● **Task**: Copy every line of the listing exactly.

● **Records**:
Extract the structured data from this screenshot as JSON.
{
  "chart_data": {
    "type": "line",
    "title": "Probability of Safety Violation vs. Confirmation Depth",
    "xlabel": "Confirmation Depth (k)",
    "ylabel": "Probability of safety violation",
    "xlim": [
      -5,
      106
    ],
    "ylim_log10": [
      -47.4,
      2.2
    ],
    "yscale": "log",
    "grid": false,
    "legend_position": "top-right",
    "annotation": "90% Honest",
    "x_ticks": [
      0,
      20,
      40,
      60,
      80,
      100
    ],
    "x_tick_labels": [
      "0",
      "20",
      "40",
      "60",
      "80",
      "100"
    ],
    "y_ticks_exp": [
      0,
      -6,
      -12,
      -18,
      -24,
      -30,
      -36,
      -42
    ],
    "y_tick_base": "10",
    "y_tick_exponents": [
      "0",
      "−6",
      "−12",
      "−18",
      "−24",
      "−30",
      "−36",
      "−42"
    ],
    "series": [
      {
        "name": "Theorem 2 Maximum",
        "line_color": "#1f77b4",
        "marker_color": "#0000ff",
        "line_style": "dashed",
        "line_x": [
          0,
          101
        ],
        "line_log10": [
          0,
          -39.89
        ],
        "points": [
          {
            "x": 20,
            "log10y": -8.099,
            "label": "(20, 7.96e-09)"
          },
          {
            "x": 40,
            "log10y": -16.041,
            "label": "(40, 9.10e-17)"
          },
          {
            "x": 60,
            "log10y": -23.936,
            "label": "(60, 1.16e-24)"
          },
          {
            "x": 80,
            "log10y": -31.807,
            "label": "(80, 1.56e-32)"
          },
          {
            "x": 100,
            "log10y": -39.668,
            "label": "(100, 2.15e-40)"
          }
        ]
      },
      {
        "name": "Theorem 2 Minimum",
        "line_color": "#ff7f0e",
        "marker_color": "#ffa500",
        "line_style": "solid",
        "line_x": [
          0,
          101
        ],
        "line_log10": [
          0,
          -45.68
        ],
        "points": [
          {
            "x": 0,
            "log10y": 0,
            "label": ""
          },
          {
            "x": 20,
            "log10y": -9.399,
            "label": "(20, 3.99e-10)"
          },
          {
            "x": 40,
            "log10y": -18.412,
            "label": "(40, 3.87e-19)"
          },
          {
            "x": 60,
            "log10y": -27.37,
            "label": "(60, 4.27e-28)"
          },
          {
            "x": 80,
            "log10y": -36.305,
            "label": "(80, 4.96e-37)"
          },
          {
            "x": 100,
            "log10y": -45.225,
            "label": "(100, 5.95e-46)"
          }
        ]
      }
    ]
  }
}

● **Finished task**:
Extract the structured data from this screenshot as JSON.
{
  "chart_data": {
    "type": "line",
    "title": "Probability of Safety Violation vs. Confirmation Depth",
    "xlabel": "Confirmation Depth (k)",
    "ylabel": "Probability of safety violation",
    "xlim": [
      -5,
      106
    ],
    "ylim_log10": [
      -47.4,
      2.2
    ],
    "yscale": "log",
    "grid": false,
    "legend_position": "top-right",
    "annotation": "90% Honest",
    "x_ticks": [
      0,
      20,
      40,
      60,
      80,
      100
    ],
    "x_tick_labels": [
      "0",
      "20",
      "40",
      "60",
      "80",
      "100"
    ],
    "y_ticks_exp": [
      0,
      -6,
      -12,
      -18,
      -24,
      -30,
      -36,
      -42
    ],
    "y_tick_base": "10",
    "y_tick_exponents": [
      "0",
      "−6",
      "−12",
      "−18",
      "−24",
      "−30",
      "−36",
      "−42"
    ],
    "series": [
      {
        "name": "Theorem 2 Maximum",
        "line_color": "#1f77b4",
        "marker_color": "#0000ff",
        "line_style": "dashed",
        "line_x": [
          0,
          101
        ],
        "line_log10": [
          0,
          -39.89
        ],
        "points": [
          {
            "x": 20,
            "log10y": -8.099,
            "label": "(20, 7.96e-09)"
          },
          {
            "x": 40,
            "log10y": -16.041,
            "label": "(40, 9.10e-17)"
          },
          {
            "x": 60,
            "log10y": -23.936,
            "label": "(60, 1.16e-24)"
          },
          {
            "x": 80,
            "log10y": -31.807,
            "label": "(80, 1.56e-32)"
          },
          {
            "x": 100,
            "log10y": -39.668,
            "label": "(100, 2.15e-40)"
          }
        ]
      },
      {
        "name": "Theorem 2 Minimum",
        "line_color": "#ff7f0e",
        "marker_color": "#ffa500",
        "line_style": "solid",
        "line_x": [
          0,
          101
        ],
        "line_log10": [
          0,
          -45.68
        ],
        "points": [
          {
            "x": 0,
            "log10y": 0,
            "label": ""
          },
          {
            "x": 20,
            "log10y": -9.399,
            "label": "(20, 3.99e-10)"
          },
          {
            "x": 40,
            "log10y": -18.412,
            "label": "(40, 3.87e-19)"
          },
          {
            "x": 60,
            "log10y": -27.37,
            "label": "(60, 4.27e-28)"
          },
          {
            "x": 80,
            "log10y": -36.305,
            "label": "(80, 4.96e-37)"
          },
          {
            "x": 100,
            "log10y": -45.225,
            "label": "(100, 5.95e-46)"
          }
        ]
      }
    ]
  }
}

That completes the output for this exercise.